_Requirements_
Search the listing below for "JSON". Copy each matching line.

(A block of data)
#####
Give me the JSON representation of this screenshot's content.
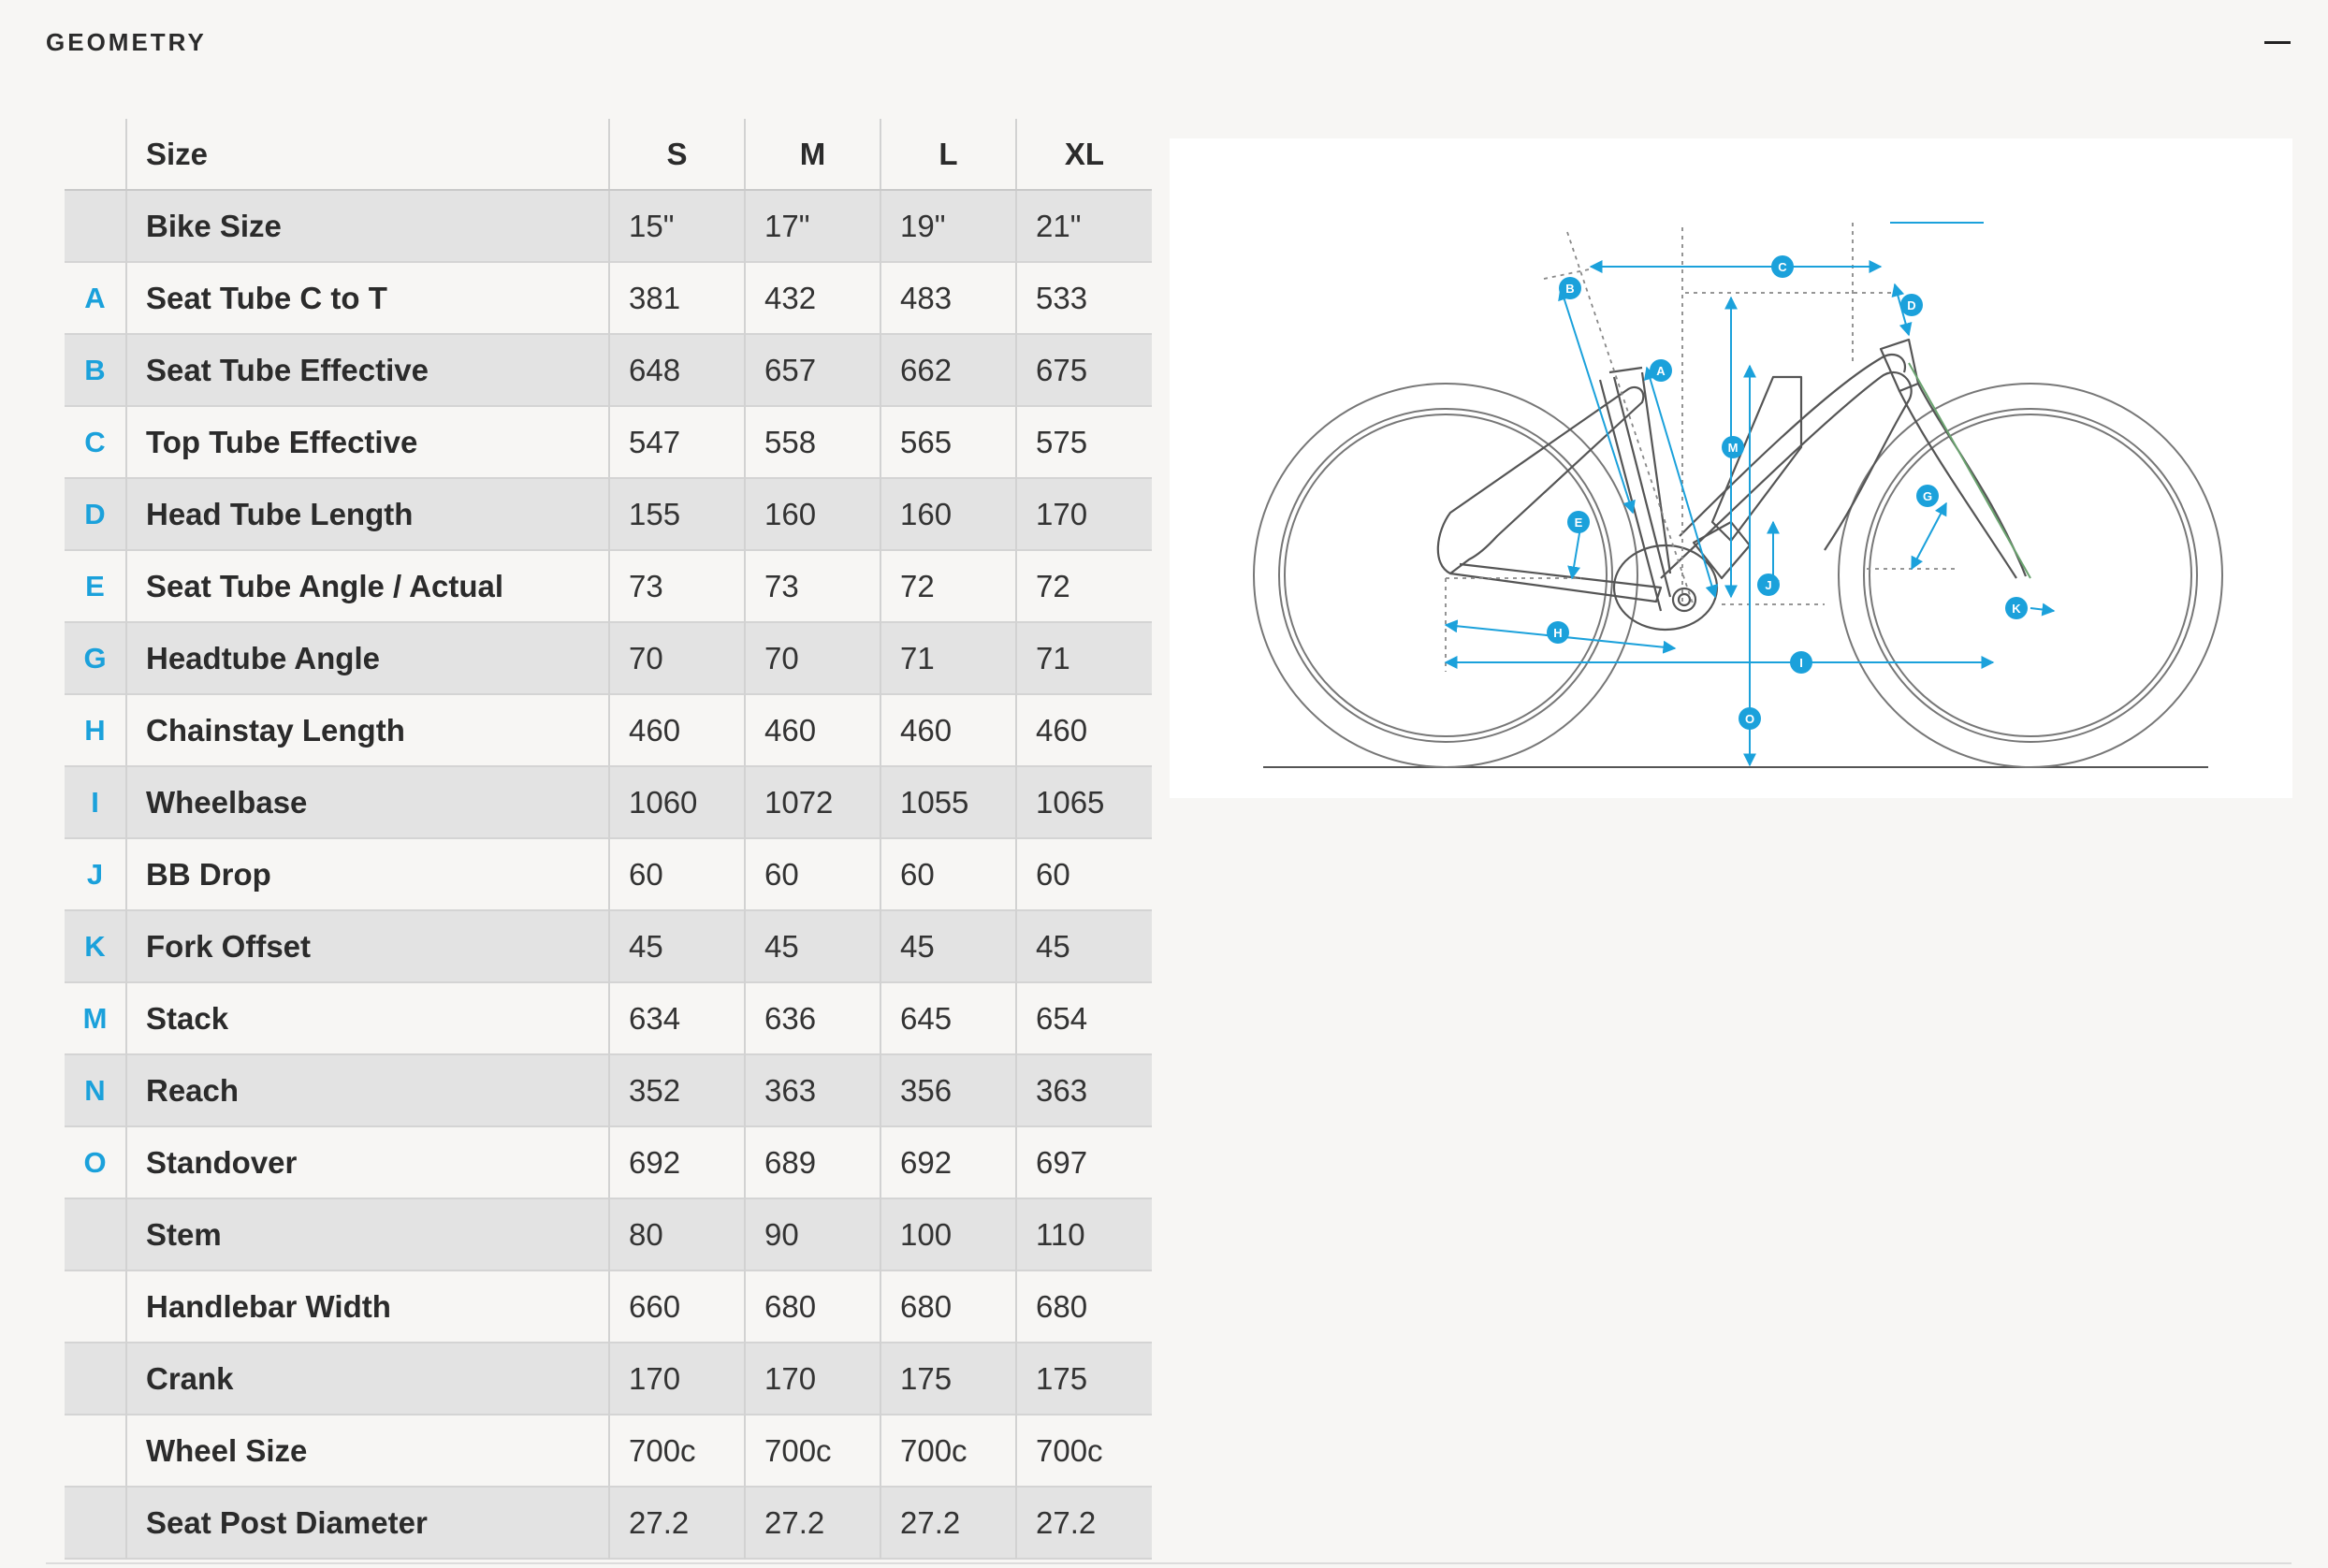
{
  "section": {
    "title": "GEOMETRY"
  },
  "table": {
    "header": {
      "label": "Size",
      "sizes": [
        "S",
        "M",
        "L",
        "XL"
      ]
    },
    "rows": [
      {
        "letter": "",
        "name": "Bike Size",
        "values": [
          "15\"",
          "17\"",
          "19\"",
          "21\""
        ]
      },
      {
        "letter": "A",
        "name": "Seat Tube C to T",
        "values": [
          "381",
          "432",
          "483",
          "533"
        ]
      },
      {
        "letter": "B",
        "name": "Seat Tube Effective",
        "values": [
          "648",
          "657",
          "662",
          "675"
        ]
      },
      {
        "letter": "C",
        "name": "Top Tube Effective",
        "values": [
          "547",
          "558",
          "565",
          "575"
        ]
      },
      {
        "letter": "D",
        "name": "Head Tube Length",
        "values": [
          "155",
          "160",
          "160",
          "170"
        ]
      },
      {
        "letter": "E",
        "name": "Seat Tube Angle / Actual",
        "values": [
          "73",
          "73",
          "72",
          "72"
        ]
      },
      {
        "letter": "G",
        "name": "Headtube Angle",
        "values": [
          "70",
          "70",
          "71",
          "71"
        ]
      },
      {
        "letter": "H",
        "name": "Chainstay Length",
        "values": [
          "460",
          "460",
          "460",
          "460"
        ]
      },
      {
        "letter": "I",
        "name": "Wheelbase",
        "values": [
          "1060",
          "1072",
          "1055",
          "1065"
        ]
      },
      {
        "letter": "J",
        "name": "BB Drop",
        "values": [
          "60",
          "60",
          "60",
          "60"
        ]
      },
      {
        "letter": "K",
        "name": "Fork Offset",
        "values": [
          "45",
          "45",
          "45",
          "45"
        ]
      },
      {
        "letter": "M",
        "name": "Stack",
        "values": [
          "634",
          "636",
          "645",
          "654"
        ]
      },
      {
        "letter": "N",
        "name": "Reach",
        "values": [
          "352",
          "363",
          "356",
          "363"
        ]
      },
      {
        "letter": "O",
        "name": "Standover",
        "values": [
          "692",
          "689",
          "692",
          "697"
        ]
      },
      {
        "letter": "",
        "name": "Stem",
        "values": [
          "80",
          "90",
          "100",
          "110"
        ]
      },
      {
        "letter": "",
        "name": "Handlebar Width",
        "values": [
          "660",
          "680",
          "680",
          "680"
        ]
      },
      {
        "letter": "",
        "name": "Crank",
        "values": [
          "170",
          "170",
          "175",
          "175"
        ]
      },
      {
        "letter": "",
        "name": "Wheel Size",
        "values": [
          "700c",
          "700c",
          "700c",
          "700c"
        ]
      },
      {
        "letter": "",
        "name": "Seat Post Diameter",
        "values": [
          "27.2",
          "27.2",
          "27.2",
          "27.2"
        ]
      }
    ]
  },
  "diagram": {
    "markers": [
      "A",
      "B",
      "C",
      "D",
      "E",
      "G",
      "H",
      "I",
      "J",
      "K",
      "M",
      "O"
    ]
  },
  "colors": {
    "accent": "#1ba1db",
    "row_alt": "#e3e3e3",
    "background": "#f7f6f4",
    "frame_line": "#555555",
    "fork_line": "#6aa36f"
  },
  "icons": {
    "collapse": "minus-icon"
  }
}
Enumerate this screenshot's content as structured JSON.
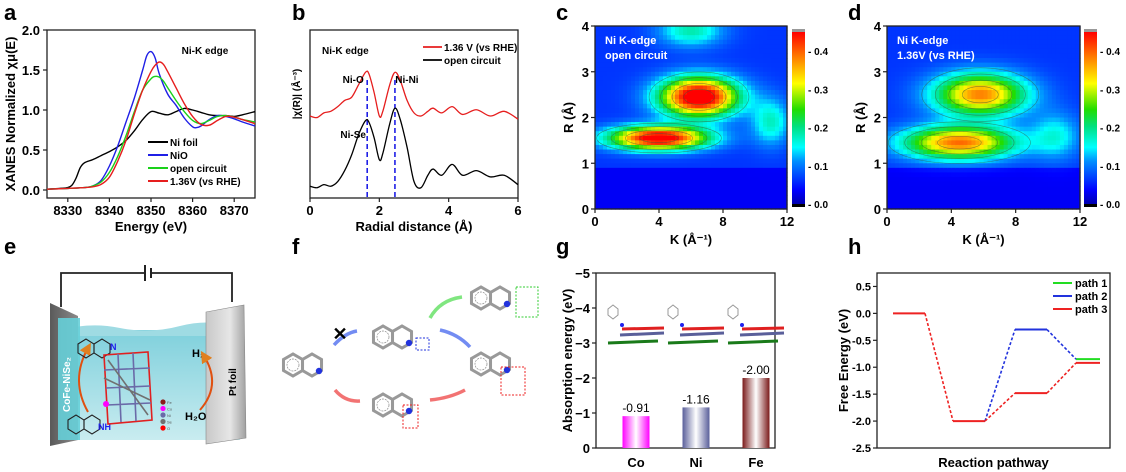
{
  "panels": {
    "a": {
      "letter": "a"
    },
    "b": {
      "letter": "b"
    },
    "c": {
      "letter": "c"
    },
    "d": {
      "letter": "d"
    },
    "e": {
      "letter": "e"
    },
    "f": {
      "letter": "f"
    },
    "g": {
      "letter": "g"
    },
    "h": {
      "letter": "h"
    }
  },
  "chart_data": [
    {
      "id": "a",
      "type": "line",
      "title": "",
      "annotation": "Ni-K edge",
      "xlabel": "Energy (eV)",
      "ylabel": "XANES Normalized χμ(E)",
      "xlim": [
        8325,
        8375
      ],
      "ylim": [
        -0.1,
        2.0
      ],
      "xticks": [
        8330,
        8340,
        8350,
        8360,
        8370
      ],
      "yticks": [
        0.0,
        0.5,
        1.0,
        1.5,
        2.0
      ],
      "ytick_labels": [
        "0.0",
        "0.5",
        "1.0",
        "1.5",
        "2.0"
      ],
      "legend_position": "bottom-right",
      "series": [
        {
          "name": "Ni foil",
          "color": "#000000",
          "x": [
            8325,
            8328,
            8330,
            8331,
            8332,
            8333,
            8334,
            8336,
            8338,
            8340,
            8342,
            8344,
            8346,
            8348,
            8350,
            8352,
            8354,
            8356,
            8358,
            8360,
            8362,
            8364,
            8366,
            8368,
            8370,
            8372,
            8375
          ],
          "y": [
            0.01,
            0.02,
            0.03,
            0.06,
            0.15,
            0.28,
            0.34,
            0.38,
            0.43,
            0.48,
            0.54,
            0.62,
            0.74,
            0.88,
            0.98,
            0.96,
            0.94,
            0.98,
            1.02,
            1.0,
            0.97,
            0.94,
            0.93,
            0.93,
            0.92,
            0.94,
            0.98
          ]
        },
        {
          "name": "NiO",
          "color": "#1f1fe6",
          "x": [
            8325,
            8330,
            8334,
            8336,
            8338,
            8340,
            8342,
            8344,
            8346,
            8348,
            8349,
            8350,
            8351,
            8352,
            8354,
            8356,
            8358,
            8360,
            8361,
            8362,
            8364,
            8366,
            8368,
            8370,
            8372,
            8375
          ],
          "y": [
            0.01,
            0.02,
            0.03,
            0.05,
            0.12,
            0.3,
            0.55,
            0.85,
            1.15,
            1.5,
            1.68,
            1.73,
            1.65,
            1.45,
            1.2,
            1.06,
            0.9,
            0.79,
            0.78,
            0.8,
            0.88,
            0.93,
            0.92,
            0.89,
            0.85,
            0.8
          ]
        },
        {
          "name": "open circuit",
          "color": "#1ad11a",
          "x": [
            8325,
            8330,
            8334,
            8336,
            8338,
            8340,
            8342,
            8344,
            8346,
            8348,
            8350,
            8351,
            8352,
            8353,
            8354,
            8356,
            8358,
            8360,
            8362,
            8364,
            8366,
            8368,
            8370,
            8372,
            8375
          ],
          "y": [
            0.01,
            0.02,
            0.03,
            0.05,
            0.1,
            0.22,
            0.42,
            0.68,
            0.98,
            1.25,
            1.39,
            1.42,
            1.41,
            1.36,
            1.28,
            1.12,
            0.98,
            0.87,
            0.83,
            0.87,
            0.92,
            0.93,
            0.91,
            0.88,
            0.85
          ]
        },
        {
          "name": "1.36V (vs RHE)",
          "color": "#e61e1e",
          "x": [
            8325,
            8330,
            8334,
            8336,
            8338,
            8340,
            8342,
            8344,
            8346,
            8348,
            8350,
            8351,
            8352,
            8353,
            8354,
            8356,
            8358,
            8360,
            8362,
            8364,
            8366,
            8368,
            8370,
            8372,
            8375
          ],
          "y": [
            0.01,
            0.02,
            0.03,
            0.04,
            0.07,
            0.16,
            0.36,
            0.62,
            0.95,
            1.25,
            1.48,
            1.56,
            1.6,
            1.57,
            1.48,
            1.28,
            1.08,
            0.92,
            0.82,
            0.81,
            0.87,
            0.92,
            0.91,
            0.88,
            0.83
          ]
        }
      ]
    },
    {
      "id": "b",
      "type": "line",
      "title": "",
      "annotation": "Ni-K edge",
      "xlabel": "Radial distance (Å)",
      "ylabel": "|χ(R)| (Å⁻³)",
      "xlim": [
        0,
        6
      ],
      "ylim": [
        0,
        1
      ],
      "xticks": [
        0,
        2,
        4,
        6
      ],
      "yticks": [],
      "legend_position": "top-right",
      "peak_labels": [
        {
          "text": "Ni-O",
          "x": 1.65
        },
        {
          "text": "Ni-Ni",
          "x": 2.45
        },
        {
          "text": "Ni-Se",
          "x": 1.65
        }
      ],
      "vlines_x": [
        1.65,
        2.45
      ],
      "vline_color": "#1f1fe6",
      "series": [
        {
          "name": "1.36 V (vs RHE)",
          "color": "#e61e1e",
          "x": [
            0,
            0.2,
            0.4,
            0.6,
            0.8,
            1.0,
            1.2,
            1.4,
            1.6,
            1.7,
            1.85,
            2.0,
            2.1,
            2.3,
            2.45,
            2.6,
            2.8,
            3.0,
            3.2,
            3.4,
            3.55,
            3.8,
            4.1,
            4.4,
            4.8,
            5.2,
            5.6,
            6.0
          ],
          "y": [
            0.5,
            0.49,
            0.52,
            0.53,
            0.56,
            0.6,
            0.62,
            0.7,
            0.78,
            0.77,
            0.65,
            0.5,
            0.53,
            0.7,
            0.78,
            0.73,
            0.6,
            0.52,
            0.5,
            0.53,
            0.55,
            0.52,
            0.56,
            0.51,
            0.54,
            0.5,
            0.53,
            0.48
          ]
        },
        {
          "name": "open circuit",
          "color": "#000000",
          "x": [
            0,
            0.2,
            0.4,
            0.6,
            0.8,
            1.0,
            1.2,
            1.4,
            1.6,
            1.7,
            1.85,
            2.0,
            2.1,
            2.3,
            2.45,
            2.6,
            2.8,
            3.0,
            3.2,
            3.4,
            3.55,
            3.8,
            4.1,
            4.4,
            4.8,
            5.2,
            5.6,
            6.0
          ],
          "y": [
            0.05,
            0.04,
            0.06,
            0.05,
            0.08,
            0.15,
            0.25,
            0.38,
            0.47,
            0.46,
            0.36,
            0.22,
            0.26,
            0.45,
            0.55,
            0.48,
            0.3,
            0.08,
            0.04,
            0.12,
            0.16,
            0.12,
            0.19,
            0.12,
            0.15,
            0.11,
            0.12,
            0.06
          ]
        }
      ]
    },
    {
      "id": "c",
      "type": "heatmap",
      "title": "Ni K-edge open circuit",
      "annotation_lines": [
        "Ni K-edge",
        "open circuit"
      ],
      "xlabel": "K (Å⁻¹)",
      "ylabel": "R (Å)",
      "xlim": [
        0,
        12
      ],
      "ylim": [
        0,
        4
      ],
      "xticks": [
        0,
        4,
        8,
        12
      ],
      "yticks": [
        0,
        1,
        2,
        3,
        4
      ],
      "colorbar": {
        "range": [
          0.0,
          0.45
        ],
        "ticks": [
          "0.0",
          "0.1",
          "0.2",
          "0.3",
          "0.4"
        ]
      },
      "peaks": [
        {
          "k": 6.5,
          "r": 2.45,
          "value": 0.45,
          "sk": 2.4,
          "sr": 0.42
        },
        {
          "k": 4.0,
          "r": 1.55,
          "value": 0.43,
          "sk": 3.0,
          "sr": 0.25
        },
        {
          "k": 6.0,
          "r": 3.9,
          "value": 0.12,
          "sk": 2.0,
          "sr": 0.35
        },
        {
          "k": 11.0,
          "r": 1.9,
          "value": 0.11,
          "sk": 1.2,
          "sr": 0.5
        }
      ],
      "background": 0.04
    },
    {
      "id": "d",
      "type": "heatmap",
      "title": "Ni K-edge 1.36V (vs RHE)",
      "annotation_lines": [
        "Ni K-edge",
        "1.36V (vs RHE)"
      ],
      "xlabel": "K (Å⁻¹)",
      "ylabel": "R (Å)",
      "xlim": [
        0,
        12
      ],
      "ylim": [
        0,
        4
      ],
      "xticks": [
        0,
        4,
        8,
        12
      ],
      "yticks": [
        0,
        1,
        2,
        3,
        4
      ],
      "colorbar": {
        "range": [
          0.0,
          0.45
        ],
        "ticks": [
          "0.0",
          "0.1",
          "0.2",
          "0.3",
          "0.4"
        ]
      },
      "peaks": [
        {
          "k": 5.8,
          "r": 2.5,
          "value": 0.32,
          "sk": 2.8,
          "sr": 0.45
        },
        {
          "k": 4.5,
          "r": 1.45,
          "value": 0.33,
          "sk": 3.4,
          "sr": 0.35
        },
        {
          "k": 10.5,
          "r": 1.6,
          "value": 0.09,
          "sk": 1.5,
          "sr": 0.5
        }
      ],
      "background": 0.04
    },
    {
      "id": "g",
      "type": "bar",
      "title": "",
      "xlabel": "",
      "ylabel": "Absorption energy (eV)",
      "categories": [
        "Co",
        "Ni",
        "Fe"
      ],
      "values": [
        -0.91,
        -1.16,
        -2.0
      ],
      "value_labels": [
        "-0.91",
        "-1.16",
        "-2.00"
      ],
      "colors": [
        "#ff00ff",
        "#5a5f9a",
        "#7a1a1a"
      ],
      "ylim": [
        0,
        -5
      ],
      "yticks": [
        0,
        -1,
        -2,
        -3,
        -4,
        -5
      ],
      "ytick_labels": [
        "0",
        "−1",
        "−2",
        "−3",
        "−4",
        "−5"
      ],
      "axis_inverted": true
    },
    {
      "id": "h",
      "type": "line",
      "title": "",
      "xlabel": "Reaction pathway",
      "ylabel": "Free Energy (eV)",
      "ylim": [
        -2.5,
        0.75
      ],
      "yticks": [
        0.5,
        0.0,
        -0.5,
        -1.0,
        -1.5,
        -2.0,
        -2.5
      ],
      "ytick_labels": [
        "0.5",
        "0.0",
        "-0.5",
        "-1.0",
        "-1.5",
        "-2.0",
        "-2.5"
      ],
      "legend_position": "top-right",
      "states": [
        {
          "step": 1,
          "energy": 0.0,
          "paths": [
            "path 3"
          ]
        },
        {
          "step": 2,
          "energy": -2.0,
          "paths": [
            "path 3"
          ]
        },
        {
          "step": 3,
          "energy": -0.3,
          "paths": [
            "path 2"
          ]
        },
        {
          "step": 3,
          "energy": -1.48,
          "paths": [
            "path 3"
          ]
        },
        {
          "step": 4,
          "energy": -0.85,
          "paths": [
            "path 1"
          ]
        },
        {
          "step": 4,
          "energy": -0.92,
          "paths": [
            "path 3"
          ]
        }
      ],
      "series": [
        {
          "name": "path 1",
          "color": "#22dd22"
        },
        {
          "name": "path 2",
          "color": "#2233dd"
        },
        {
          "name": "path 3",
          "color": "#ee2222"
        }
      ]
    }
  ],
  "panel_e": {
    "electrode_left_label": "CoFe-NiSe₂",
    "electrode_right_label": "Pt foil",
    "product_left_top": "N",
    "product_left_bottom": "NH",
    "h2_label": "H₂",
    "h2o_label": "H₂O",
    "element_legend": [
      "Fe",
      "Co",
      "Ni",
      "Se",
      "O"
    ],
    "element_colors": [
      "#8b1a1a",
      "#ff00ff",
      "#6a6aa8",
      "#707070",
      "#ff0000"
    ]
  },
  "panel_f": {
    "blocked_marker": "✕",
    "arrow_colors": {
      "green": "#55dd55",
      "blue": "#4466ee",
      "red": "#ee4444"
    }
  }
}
#####
_Solution for this problem_
Give me the JSON representation of this screenshot's content.
Enumerate this screenshot's content as structured JSON.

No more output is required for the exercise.